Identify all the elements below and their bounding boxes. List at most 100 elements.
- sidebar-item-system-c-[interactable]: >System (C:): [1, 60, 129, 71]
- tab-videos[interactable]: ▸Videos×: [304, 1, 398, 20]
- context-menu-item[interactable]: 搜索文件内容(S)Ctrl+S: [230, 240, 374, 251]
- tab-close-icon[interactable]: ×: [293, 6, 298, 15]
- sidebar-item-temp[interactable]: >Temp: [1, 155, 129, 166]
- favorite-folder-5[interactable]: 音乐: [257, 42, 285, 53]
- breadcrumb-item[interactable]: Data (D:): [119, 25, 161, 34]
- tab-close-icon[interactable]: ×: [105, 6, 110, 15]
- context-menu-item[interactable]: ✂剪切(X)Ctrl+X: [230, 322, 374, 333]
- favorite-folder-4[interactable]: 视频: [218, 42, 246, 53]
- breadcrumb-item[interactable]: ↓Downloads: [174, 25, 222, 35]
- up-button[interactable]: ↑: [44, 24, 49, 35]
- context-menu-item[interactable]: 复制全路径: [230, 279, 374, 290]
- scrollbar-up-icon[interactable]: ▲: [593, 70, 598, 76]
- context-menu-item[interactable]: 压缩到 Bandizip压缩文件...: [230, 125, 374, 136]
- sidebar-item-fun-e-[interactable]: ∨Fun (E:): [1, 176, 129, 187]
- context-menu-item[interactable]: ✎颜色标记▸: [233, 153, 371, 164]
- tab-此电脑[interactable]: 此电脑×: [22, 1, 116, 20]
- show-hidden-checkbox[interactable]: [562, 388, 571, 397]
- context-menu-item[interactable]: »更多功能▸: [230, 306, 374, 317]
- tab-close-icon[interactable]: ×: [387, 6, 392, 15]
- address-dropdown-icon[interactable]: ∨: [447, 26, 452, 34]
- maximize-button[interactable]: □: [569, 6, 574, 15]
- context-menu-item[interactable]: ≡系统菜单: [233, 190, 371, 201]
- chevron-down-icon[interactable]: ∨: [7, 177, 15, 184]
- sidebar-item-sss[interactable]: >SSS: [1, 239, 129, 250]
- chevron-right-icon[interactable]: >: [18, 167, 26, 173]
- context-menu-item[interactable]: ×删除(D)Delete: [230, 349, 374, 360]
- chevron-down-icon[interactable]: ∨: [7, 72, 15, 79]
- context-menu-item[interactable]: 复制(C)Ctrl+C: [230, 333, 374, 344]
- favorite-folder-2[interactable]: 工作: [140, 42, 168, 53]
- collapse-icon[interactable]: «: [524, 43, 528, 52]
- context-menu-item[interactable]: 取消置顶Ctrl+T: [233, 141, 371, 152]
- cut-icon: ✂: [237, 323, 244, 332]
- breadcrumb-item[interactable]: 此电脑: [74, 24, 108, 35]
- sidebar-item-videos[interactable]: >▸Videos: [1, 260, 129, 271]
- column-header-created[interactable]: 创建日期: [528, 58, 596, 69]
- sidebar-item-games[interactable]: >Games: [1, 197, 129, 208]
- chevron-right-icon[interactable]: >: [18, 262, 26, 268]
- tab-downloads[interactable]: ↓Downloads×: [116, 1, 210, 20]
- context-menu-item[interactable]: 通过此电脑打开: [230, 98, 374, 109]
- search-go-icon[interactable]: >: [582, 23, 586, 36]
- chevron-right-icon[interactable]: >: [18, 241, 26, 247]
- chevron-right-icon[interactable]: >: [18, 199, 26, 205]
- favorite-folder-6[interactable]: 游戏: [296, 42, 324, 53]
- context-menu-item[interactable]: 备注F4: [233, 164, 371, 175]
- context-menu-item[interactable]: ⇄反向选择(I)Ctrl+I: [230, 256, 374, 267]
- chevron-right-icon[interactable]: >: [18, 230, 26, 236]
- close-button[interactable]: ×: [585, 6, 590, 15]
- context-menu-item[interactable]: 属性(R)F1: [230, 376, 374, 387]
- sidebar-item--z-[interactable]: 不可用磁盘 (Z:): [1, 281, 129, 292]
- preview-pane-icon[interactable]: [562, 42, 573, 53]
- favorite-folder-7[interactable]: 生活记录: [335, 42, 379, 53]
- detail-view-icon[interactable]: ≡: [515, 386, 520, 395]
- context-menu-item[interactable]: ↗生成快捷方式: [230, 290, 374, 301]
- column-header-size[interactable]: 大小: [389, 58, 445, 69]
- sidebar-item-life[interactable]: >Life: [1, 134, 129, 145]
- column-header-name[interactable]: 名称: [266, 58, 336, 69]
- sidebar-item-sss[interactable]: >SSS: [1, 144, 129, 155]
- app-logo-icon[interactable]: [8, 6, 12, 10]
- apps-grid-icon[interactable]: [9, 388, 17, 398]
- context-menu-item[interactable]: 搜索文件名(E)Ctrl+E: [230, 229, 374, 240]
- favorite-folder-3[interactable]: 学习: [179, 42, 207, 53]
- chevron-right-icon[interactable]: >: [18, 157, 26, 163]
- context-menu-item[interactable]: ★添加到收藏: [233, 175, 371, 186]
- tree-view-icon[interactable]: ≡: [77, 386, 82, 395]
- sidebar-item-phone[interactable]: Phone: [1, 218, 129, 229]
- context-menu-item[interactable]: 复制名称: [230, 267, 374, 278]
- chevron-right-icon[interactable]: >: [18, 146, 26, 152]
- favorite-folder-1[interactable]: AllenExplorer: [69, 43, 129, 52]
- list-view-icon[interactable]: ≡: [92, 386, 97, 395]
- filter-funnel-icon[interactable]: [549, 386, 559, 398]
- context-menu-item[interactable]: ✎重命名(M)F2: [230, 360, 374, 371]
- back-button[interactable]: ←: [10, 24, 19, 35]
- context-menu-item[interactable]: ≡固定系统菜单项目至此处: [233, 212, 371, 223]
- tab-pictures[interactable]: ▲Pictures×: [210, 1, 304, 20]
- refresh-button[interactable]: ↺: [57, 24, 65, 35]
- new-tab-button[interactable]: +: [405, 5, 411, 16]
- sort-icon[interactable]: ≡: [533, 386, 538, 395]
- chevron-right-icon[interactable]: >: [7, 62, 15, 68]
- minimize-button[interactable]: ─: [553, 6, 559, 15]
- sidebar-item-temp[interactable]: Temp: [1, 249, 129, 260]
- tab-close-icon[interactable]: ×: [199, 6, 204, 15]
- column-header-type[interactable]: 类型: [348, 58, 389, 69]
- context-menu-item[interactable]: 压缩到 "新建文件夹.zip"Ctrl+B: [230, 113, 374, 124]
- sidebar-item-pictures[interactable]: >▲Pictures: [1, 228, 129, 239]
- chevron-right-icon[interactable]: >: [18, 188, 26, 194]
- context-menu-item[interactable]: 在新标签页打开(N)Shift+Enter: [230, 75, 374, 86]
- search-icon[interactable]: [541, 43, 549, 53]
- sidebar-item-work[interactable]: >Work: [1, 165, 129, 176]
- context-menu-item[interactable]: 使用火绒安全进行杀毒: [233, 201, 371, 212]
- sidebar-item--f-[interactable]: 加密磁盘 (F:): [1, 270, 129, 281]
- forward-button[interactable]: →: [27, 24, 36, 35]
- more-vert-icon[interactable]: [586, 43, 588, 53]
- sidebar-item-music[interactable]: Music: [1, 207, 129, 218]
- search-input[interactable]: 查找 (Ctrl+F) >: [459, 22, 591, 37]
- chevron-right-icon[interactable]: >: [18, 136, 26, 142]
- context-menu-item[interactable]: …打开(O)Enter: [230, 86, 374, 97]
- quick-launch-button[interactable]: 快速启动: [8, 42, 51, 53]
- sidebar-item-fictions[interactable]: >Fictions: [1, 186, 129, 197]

▶ [REQUIREMENTS]
Could you set out every line of the listing above as a Markdown table with two columns, Row and Entry, numbering each row and leaving out blank lines?

▶ [REPLY]
| Row | Entry |
|---|---|
| 1 | Identify all the elements below and their bounding boxes. List at most 100 elements. |
| 2 | - sidebar-item-system-c-[interactable]: >System (C:): [1, 60, 129, 71] |
| 3 | - tab-videos[interactable]: ▸Videos×: [304, 1, 398, 20] |
| 4 | - context-menu-item[interactable]: 搜索文件内容(S)Ctrl+S: [230, 240, 374, 251] |
| 5 | - tab-close-icon[interactable]: ×: [293, 6, 298, 15] |
| 6 | - sidebar-item-temp[interactable]: >Temp: [1, 155, 129, 166] |
| 7 | - favorite-folder-5[interactable]: 音乐: [257, 42, 285, 53] |
| 8 | - breadcrumb-item[interactable]: Data (D:): [119, 25, 161, 34] |
| 9 | - tab-close-icon[interactable]: ×: [105, 6, 110, 15] |
| 10 | - context-menu-item[interactable]: ✂剪切(X)Ctrl+X: [230, 322, 374, 333] |
| 11 | - favorite-folder-4[interactable]: 视频: [218, 42, 246, 53] |
| 12 | - breadcrumb-item[interactable]: ↓Downloads: [174, 25, 222, 35] |
| 13 | - up-button[interactable]: ↑: [44, 24, 49, 35] |
| 14 | - context-menu-item[interactable]: 复制全路径: [230, 279, 374, 290] |
| 15 | - scrollbar-up-icon[interactable]: ▲: [593, 70, 598, 76] |
| 16 | - context-menu-item[interactable]: 压缩到 Bandizip压缩文件...: [230, 125, 374, 136] |
| 17 | - sidebar-item-fun-e-[interactable]: ∨Fun (E:): [1, 176, 129, 187] |
| 18 | - context-menu-item[interactable]: ✎颜色标记▸: [233, 153, 371, 164] |
| 19 | - tab-此电脑[interactable]: 此电脑×: [22, 1, 116, 20] |
| 20 | - show-hidden-checkbox[interactable]: [562, 388, 571, 397] |
| 21 | - context-menu-item[interactable]: »更多功能▸: [230, 306, 374, 317] |
| 22 | - tab-close-icon[interactable]: ×: [387, 6, 392, 15] |
| 23 | - address-dropdown-icon[interactable]: ∨: [447, 26, 452, 34] |
| 24 | - maximize-button[interactable]: □: [569, 6, 574, 15] |
| 25 | - context-menu-item[interactable]: ≡系统菜单: [233, 190, 371, 201] |
| 26 | - chevron-down-icon[interactable]: ∨: [7, 177, 15, 184] |
| 27 | - sidebar-item-sss[interactable]: >SSS: [1, 239, 129, 250] |
| 28 | - chevron-right-icon[interactable]: >: [18, 167, 26, 173] |
| 29 | - context-menu-item[interactable]: ×删除(D)Delete: [230, 349, 374, 360] |
| 30 | - chevron-down-icon[interactable]: ∨: [7, 72, 15, 79] |
| 31 | - context-menu-item[interactable]: 复制(C)Ctrl+C: [230, 333, 374, 344] |
| 32 | - favorite-folder-2[interactable]: 工作: [140, 42, 168, 53] |
| 33 | - collapse-icon[interactable]: «: [524, 43, 528, 52] |
| 34 | - context-menu-item[interactable]: 取消置顶Ctrl+T: [233, 141, 371, 152] |
| 35 | - cut-icon: ✂: [237, 323, 244, 332] |
| 36 | - breadcrumb-item[interactable]: 此电脑: [74, 24, 108, 35] |
| 37 | - sidebar-item-videos[interactable]: >▸Videos: [1, 260, 129, 271] |
| 38 | - column-header-created[interactable]: 创建日期: [528, 58, 596, 69] |
| 39 | - sidebar-item-games[interactable]: >Games: [1, 197, 129, 208] |
| 40 | - chevron-right-icon[interactable]: >: [18, 262, 26, 268] |
| 41 | - tab-downloads[interactable]: ↓Downloads×: [116, 1, 210, 20] |
| 42 | - context-menu-item[interactable]: 通过此电脑打开: [230, 98, 374, 109] |
| 43 | - search-go-icon[interactable]: >: [582, 23, 586, 36] |
| 44 | - chevron-right-icon[interactable]: >: [18, 241, 26, 247] |
| 45 | - chevron-right-icon[interactable]: >: [18, 199, 26, 205] |
| 46 | - favorite-folder-6[interactable]: 游戏: [296, 42, 324, 53] |
| 47 | - context-menu-item[interactable]: 备注F4: [233, 164, 371, 175] |
| 48 | - context-menu-item[interactable]: ⇄反向选择(I)Ctrl+I: [230, 256, 374, 267] |
| 49 | - chevron-right-icon[interactable]: >: [18, 230, 26, 236] |
| 50 | - close-button[interactable]: ×: [585, 6, 590, 15] |
| 51 | - context-menu-item[interactable]: 属性(R)F1: [230, 376, 374, 387] |
| 52 | - sidebar-item--z-[interactable]: 不可用磁盘 (Z:): [1, 281, 129, 292] |
| 53 | - preview-pane-icon[interactable]: [562, 42, 573, 53] |
| 54 | - favorite-folder-7[interactable]: 生活记录: [335, 42, 379, 53] |
| 55 | - detail-view-icon[interactable]: ≡: [515, 386, 520, 395] |
| 56 | - context-menu-item[interactable]: ↗生成快捷方式: [230, 290, 374, 301] |
| 57 | - column-header-size[interactable]: 大小: [389, 58, 445, 69] |
| 58 | - sidebar-item-life[interactable]: >Life: [1, 134, 129, 145] |
| 59 | - column-header-name[interactable]: 名称: [266, 58, 336, 69] |
| 60 | - sidebar-item-sss[interactable]: >SSS: [1, 144, 129, 155] |
| 61 | - app-logo-icon[interactable]: [8, 6, 12, 10] |
| 62 | - apps-grid-icon[interactable]: [9, 388, 17, 398] |
| 63 | - context-menu-item[interactable]: 搜索文件名(E)Ctrl+E: [230, 229, 374, 240] |
| 64 | - favorite-folder-3[interactable]: 学习: [179, 42, 207, 53] |
| 65 | - chevron-right-icon[interactable]: >: [18, 157, 26, 163] |
| 66 | - context-menu-item[interactable]: ★添加到收藏: [233, 175, 371, 186] |
| 67 | - tree-view-icon[interactable]: ≡: [77, 386, 82, 395] |
| 68 | - sidebar-item-phone[interactable]: Phone: [1, 218, 129, 229] |
| 69 | - context-menu-item[interactable]: 复制名称: [230, 267, 374, 278] |
| 70 | - chevron-right-icon[interactable]: >: [18, 146, 26, 152] |
| 71 | - favorite-folder-1[interactable]: AllenExplorer: [69, 43, 129, 52] |
| 72 | - list-view-icon[interactable]: ≡: [92, 386, 97, 395] |
| 73 | - filter-funnel-icon[interactable]: [549, 386, 559, 398] |
| 74 | - context-menu-item[interactable]: ✎重命名(M)F2: [230, 360, 374, 371] |
| 75 | - back-button[interactable]: ←: [10, 24, 19, 35] |
| 76 | - context-menu-item[interactable]: ≡固定系统菜单项目至此处: [233, 212, 371, 223] |
| 77 | - tab-pictures[interactable]: ▲Pictures×: [210, 1, 304, 20] |
| 78 | - refresh-button[interactable]: ↺: [57, 24, 65, 35] |
| 79 | - new-tab-button[interactable]: +: [405, 5, 411, 16] |
| 80 | - sort-icon[interactable]: ≡: [533, 386, 538, 395] |
| 81 | - chevron-right-icon[interactable]: >: [7, 62, 15, 68] |
| 82 | - minimize-button[interactable]: ─: [553, 6, 559, 15] |
| 83 | - sidebar-item-temp[interactable]: Temp: [1, 249, 129, 260] |
| 84 | - tab-close-icon[interactable]: ×: [199, 6, 204, 15] |
| 85 | - column-header-type[interactable]: 类型: [348, 58, 389, 69] |
| 86 | - context-menu-item[interactable]: 压缩到 "新建文件夹.zip"Ctrl+B: [230, 113, 374, 124] |
| 87 | - sidebar-item-pictures[interactable]: >▲Pictures: [1, 228, 129, 239] |
| 88 | - chevron-right-icon[interactable]: >: [18, 188, 26, 194] |
| 89 | - context-menu-item[interactable]: 在新标签页打开(N)Shift+Enter: [230, 75, 374, 86] |
| 90 | - search-icon[interactable]: [541, 43, 549, 53] |
| 91 | - sidebar-item-work[interactable]: >Work: [1, 165, 129, 176] |
| 92 | - context-menu-item[interactable]: 使用火绒安全进行杀毒: [233, 201, 371, 212] |
| 93 | - sidebar-item--f-[interactable]: 加密磁盘 (F:): [1, 270, 129, 281] |
| 94 | - forward-button[interactable]: →: [27, 24, 36, 35] |
| 95 | - more-vert-icon[interactable]: [586, 43, 588, 53] |
| 96 | - sidebar-item-music[interactable]: Music: [1, 207, 129, 218] |
| 97 | - search-input[interactable]: 查找 (Ctrl+F) >: [459, 22, 591, 37] |
| 98 | - chevron-right-icon[interactable]: >: [18, 136, 26, 142] |
| 99 | - context-menu-item[interactable]: …打开(O)Enter: [230, 86, 374, 97] |
| 100 | - quick-launch-button[interactable]: 快速启动: [8, 42, 51, 53] |
| 101 | - sidebar-item-fictions[interactable]: >Fictions: [1, 186, 129, 197] |